-- Start Dataset entries --

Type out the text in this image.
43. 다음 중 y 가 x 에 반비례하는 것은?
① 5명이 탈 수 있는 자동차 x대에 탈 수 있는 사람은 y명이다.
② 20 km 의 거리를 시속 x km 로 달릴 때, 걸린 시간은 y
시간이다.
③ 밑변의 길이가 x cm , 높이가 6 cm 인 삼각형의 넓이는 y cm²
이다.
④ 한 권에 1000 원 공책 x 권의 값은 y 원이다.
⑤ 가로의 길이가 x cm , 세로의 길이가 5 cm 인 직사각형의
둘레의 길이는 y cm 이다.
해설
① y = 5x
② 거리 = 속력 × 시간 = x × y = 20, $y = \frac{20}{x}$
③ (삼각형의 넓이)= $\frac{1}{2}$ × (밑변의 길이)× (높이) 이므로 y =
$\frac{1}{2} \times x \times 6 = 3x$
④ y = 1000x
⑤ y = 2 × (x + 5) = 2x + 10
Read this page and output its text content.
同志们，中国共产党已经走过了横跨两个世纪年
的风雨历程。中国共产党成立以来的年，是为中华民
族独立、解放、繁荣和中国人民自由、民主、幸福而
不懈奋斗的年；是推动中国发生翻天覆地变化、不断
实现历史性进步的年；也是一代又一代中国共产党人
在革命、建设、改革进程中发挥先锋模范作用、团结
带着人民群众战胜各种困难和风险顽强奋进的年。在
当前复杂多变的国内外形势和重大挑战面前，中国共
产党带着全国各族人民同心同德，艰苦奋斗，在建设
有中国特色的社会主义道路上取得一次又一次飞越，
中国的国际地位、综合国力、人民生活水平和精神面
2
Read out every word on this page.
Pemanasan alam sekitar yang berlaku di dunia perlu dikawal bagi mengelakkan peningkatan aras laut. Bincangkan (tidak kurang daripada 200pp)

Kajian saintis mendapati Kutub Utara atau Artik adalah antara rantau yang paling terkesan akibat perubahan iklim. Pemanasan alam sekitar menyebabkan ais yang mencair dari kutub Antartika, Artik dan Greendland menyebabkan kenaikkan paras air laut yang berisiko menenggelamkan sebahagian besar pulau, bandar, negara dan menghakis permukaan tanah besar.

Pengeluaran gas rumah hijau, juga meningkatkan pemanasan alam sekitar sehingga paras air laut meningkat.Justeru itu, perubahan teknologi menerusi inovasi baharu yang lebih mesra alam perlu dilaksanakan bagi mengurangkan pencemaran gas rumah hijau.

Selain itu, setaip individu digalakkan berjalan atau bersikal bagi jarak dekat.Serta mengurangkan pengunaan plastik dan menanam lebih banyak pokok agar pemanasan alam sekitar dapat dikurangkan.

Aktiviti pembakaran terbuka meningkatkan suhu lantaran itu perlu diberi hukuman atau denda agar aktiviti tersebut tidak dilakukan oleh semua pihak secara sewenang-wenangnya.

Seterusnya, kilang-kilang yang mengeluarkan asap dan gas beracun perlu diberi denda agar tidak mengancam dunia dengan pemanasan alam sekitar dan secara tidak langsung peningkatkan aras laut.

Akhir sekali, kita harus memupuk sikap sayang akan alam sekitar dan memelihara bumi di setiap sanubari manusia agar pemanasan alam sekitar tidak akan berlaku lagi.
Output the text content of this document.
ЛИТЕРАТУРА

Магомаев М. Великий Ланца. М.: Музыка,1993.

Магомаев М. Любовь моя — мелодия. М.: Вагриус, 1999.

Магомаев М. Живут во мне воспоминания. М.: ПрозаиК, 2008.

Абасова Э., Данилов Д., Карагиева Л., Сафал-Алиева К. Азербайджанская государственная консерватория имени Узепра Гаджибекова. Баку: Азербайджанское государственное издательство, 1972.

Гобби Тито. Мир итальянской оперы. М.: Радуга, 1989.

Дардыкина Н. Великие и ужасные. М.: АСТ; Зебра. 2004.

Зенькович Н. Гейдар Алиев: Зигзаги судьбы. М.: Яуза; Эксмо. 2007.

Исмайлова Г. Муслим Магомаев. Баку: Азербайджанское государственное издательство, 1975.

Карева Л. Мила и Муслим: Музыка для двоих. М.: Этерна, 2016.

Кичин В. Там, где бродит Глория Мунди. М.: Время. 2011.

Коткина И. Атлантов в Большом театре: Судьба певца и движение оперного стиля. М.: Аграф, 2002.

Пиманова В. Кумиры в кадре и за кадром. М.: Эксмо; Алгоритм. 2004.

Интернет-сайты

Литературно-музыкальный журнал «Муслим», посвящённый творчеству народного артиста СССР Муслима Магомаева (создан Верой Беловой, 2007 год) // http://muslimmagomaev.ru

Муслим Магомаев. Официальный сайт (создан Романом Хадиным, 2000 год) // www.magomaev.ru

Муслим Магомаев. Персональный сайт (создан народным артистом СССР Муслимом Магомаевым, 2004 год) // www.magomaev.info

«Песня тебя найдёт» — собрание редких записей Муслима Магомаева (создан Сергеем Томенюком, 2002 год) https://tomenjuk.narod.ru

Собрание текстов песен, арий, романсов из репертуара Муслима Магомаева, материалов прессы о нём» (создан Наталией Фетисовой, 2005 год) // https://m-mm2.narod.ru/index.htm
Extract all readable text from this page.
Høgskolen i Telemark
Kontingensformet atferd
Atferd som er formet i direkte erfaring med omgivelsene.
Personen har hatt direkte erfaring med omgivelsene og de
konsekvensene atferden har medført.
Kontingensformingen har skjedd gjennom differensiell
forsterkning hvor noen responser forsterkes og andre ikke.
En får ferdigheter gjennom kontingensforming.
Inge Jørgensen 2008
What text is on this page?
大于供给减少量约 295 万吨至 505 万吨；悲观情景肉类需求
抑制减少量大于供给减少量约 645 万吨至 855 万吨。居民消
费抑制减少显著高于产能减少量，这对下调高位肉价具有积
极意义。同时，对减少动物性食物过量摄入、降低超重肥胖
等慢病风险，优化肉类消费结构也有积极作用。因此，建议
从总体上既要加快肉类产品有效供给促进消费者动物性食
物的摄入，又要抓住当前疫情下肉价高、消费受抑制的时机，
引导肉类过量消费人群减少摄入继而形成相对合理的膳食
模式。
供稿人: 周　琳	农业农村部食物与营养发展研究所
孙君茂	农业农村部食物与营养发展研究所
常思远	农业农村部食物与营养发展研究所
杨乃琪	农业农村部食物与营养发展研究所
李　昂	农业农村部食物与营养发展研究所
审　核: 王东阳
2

-- End Dataset entries --

▶ _Exercise goal_
Say, as a number only, how many lines of the data contain "gjennom".

▶ _Final answer_
2